• **Task material**:
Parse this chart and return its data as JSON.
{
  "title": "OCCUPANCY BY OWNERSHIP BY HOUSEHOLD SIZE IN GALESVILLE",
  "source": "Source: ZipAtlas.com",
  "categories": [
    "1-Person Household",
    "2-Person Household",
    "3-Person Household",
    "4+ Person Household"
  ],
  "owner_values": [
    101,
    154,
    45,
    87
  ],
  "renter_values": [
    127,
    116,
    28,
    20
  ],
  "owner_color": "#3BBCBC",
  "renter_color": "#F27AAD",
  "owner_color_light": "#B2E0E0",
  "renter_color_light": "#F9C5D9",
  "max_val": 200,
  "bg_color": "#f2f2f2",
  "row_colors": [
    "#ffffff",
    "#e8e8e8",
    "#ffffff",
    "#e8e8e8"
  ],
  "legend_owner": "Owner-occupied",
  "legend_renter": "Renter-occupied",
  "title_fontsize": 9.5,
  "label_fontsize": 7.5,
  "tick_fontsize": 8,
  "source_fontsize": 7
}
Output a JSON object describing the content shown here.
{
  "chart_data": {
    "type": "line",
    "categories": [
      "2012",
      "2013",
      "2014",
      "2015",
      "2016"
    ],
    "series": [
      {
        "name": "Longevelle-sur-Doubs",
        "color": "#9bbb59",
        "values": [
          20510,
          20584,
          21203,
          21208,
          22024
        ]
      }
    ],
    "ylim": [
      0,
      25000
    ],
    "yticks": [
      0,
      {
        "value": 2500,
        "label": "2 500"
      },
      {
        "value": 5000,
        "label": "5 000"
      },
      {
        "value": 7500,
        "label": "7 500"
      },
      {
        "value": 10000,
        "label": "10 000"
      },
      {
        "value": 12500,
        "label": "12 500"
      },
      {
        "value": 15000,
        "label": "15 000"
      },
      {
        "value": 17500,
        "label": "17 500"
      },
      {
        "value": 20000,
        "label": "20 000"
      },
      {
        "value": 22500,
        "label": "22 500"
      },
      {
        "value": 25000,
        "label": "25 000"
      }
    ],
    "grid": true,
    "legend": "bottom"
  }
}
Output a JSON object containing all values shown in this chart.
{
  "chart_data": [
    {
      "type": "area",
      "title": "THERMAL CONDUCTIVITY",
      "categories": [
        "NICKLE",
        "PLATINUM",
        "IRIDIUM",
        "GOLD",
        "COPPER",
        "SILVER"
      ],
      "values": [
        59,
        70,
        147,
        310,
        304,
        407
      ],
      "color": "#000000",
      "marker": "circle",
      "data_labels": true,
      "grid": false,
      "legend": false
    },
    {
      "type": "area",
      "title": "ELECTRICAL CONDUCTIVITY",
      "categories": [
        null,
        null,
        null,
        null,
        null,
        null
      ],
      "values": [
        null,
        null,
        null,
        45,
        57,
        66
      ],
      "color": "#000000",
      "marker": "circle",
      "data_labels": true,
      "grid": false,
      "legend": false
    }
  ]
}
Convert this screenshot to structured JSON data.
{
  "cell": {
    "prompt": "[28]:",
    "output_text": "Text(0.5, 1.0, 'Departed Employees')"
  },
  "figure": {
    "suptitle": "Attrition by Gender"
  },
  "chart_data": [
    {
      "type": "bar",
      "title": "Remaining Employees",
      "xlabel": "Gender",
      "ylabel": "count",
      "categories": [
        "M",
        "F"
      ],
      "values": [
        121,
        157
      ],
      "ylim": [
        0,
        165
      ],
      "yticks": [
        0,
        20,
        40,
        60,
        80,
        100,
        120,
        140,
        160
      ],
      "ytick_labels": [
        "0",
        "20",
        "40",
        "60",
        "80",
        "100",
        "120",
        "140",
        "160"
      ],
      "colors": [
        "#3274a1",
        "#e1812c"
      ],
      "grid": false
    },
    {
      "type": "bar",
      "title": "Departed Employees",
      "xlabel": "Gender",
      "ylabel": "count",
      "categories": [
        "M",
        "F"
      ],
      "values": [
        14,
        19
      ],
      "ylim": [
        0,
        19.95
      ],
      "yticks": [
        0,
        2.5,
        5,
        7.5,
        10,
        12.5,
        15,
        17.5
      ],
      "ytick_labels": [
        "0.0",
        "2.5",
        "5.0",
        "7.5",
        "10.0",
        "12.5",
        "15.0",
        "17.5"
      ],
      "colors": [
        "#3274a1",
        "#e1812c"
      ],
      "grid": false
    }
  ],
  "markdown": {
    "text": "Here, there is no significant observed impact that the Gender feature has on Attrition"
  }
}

• **Written request**:
Go through the material above line by line and copy it exactly.

• **Full answer**:
Parse this chart and return its data as JSON.
{
  "title": "OCCUPANCY BY OWNERSHIP BY HOUSEHOLD SIZE IN GALESVILLE",
  "source": "Source: ZipAtlas.com",
  "categories": [
    "1-Person Household",
    "2-Person Household",
    "3-Person Household",
    "4+ Person Household"
  ],
  "owner_values": [
    101,
    154,
    45,
    87
  ],
  "renter_values": [
    127,
    116,
    28,
    20
  ],
  "owner_color": "#3BBCBC",
  "renter_color": "#F27AAD",
  "owner_color_light": "#B2E0E0",
  "renter_color_light": "#F9C5D9",
  "max_val": 200,
  "bg_color": "#f2f2f2",
  "row_colors": [
    "#ffffff",
    "#e8e8e8",
    "#ffffff",
    "#e8e8e8"
  ],
  "legend_owner": "Owner-occupied",
  "legend_renter": "Renter-occupied",
  "title_fontsize": 9.5,
  "label_fontsize": 7.5,
  "tick_fontsize": 8,
  "source_fontsize": 7
}
Output a JSON object describing the content shown here.
{
  "chart_data": {
    "type": "line",
    "categories": [
      "2012",
      "2013",
      "2014",
      "2015",
      "2016"
    ],
    "series": [
      {
        "name": "Longevelle-sur-Doubs",
        "color": "#9bbb59",
        "values": [
          20510,
          20584,
          21203,
          21208,
          22024
        ]
      }
    ],
    "ylim": [
      0,
      25000
    ],
    "yticks": [
      0,
      {
        "value": 2500,
        "label": "2 500"
      },
      {
        "value": 5000,
        "label": "5 000"
      },
      {
        "value": 7500,
        "label": "7 500"
      },
      {
        "value": 10000,
        "label": "10 000"
      },
      {
        "value": 12500,
        "label": "12 500"
      },
      {
        "value": 15000,
        "label": "15 000"
      },
      {
        "value": 17500,
        "label": "17 500"
      },
      {
        "value": 20000,
        "label": "20 000"
      },
      {
        "value": 22500,
        "label": "22 500"
      },
      {
        "value": 25000,
        "label": "25 000"
      }
    ],
    "grid": true,
    "legend": "bottom"
  }
}
Output a JSON object containing all values shown in this chart.
{
  "chart_data": [
    {
      "type": "area",
      "title": "THERMAL CONDUCTIVITY",
      "categories": [
        "NICKLE",
        "PLATINUM",
        "IRIDIUM",
        "GOLD",
        "COPPER",
        "SILVER"
      ],
      "values": [
        59,
        70,
        147,
        310,
        304,
        407
      ],
      "color": "#000000",
      "marker": "circle",
      "data_labels": true,
      "grid": false,
      "legend": false
    },
    {
      "type": "area",
      "title": "ELECTRICAL CONDUCTIVITY",
      "categories": [
        null,
        null,
        null,
        null,
        null,
        null
      ],
      "values": [
        null,
        null,
        null,
        45,
        57,
        66
      ],
      "color": "#000000",
      "marker": "circle",
      "data_labels": true,
      "grid": false,
      "legend": false
    }
  ]
}
Convert this screenshot to structured JSON data.
{
  "cell": {
    "prompt": "[28]:",
    "output_text": "Text(0.5, 1.0, 'Departed Employees')"
  },
  "figure": {
    "suptitle": "Attrition by Gender"
  },
  "chart_data": [
    {
      "type": "bar",
      "title": "Remaining Employees",
      "xlabel": "Gender",
      "ylabel": "count",
      "categories": [
        "M",
        "F"
      ],
      "values": [
        121,
        157
      ],
      "ylim": [
        0,
        165
      ],
      "yticks": [
        0,
        20,
        40,
        60,
        80,
        100,
        120,
        140,
        160
      ],
      "ytick_labels": [
        "0",
        "20",
        "40",
        "60",
        "80",
        "100",
        "120",
        "140",
        "160"
      ],
      "colors": [
        "#3274a1",
        "#e1812c"
      ],
      "grid": false
    },
    {
      "type": "bar",
      "title": "Departed Employees",
      "xlabel": "Gender",
      "ylabel": "count",
      "categories": [
        "M",
        "F"
      ],
      "values": [
        14,
        19
      ],
      "ylim": [
        0,
        19.95
      ],
      "yticks": [
        0,
        2.5,
        5,
        7.5,
        10,
        12.5,
        15,
        17.5
      ],
      "ytick_labels": [
        "0.0",
        "2.5",
        "5.0",
        "7.5",
        "10.0",
        "12.5",
        "15.0",
        "17.5"
      ],
      "colors": [
        "#3274a1",
        "#e1812c"
      ],
      "grid": false
    }
  ],
  "markdown": {
    "text": "Here, there is no significant observed impact that the Gender feature has on Attrition"
  }
}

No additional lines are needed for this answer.